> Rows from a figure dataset
=====
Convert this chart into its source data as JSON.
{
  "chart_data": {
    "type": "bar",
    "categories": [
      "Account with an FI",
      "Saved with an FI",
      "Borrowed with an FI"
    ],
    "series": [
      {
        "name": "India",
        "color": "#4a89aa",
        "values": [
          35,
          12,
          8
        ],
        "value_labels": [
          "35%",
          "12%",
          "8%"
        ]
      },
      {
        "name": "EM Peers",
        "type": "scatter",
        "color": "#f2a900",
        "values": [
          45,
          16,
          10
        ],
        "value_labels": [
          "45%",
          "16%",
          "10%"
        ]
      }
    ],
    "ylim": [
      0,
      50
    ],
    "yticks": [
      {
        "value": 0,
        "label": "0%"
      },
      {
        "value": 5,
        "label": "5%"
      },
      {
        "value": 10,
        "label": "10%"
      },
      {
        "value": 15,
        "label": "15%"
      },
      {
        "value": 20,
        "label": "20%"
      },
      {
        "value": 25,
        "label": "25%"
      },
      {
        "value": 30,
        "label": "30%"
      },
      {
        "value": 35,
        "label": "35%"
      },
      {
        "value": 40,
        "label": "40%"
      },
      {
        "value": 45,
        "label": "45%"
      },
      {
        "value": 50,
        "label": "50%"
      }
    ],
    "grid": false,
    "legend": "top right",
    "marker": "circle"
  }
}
=====
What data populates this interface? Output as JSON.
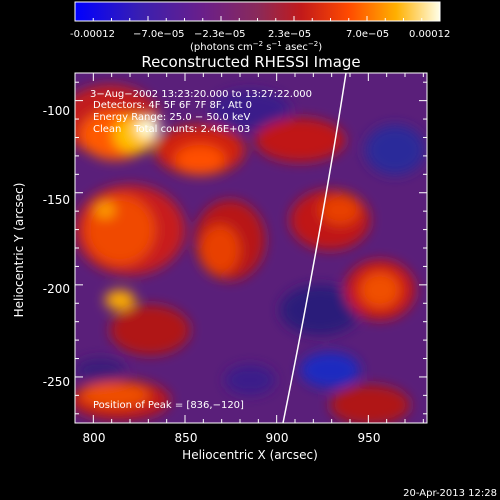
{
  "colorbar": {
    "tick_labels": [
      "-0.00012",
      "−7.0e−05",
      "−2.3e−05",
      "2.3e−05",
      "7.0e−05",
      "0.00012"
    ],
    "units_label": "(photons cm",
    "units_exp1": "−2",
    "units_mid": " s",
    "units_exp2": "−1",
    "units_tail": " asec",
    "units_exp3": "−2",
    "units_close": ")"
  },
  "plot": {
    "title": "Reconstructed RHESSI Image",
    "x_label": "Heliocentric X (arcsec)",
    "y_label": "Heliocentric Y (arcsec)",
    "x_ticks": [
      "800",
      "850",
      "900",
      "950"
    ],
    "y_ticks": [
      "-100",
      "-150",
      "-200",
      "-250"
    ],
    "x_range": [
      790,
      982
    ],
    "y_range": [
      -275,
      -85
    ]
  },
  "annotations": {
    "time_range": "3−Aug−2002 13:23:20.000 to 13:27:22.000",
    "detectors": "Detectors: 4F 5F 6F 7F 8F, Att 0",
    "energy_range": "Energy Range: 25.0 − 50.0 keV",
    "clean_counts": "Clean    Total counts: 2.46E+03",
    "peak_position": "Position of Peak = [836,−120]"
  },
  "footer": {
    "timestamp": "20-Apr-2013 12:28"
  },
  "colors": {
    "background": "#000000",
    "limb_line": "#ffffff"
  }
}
=====
Tally the lines of the preceding listing in which the word "this" appears; state nothing but the total.

> Answer to the problem
2